# START OF Raw records

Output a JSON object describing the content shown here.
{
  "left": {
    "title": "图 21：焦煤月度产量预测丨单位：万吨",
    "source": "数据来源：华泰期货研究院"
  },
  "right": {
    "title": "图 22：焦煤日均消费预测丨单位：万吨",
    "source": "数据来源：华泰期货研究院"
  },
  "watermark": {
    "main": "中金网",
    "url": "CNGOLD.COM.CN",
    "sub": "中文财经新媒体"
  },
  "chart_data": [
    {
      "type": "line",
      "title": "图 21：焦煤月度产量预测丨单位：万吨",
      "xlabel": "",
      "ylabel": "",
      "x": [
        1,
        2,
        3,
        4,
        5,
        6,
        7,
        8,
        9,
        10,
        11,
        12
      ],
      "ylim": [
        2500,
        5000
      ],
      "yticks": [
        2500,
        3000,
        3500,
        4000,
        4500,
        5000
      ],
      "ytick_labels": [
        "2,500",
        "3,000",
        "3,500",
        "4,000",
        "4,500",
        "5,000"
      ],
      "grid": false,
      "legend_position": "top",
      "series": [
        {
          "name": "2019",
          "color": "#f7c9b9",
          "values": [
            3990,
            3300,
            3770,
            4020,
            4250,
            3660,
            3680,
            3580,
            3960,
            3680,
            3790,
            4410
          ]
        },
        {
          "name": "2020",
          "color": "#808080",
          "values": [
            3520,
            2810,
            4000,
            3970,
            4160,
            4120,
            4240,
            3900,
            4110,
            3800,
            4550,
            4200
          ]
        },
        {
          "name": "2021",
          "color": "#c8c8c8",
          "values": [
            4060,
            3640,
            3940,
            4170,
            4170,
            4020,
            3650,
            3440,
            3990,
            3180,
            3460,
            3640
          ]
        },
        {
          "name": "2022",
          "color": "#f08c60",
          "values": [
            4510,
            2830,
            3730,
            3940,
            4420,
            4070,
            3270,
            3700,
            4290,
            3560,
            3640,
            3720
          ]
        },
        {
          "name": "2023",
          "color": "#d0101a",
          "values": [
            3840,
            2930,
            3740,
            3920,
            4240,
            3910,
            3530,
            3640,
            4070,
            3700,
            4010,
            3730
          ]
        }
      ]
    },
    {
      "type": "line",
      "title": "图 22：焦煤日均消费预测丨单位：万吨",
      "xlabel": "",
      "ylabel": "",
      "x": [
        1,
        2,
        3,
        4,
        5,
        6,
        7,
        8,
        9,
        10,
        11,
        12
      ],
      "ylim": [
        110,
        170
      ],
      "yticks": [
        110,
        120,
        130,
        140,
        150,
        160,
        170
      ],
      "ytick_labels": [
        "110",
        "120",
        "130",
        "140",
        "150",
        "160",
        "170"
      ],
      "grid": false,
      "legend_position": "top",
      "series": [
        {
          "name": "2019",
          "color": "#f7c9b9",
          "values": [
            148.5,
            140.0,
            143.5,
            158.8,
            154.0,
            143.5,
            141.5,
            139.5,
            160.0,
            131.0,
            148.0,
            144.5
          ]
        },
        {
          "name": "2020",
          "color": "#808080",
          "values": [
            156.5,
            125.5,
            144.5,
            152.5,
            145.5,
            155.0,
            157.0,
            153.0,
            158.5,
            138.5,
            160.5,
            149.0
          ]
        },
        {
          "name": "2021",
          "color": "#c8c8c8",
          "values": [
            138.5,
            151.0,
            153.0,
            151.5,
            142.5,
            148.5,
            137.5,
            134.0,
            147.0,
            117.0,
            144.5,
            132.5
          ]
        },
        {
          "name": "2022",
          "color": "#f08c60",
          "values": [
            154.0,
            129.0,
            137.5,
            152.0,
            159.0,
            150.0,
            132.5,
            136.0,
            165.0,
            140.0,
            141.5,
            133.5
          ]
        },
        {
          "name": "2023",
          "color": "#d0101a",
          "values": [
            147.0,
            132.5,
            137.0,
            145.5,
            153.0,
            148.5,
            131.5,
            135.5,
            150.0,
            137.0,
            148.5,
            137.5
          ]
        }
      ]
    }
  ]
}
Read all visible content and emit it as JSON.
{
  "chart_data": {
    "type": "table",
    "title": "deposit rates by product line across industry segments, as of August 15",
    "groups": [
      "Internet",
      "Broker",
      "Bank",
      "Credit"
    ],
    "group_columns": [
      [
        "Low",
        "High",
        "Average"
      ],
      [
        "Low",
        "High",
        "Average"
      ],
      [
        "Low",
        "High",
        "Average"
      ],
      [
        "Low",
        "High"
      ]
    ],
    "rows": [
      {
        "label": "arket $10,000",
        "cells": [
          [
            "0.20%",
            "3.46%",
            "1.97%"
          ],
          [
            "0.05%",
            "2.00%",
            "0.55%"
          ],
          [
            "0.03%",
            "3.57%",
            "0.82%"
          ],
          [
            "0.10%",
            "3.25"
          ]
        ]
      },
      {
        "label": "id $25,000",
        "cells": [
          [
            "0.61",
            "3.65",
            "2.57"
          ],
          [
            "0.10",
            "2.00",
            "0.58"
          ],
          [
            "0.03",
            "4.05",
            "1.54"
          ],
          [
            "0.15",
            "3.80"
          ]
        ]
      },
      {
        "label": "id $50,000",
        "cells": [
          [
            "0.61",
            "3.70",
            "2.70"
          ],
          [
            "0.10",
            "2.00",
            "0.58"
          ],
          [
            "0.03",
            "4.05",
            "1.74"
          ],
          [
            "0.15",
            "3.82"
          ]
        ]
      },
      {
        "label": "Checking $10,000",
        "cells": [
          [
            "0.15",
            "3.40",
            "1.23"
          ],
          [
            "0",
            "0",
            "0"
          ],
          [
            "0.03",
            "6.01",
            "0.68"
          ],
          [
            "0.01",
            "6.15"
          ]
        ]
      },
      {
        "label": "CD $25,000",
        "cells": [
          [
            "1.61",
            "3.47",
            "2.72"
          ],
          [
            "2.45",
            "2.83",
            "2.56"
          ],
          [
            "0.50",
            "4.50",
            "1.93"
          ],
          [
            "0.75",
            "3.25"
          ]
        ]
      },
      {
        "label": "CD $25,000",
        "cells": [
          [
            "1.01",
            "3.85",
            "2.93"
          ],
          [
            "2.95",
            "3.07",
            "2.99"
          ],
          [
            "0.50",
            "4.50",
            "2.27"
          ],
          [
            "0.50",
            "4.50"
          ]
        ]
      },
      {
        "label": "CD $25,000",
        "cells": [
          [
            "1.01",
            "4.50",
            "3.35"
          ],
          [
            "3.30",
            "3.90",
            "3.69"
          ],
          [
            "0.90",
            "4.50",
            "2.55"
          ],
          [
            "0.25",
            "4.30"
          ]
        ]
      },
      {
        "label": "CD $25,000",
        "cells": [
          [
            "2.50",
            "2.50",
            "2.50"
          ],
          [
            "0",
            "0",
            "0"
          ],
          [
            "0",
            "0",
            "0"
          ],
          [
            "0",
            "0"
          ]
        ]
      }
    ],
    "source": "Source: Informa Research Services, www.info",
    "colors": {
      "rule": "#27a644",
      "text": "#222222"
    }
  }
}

# END OF Raw records

Go through the material above and copy each line that has the word "焦煤日均消费预测丨单位".

    "title": "图 22：焦煤日均消费预测丨单位：万吨",
      "title": "图 22：焦煤日均消费预测丨单位：万吨",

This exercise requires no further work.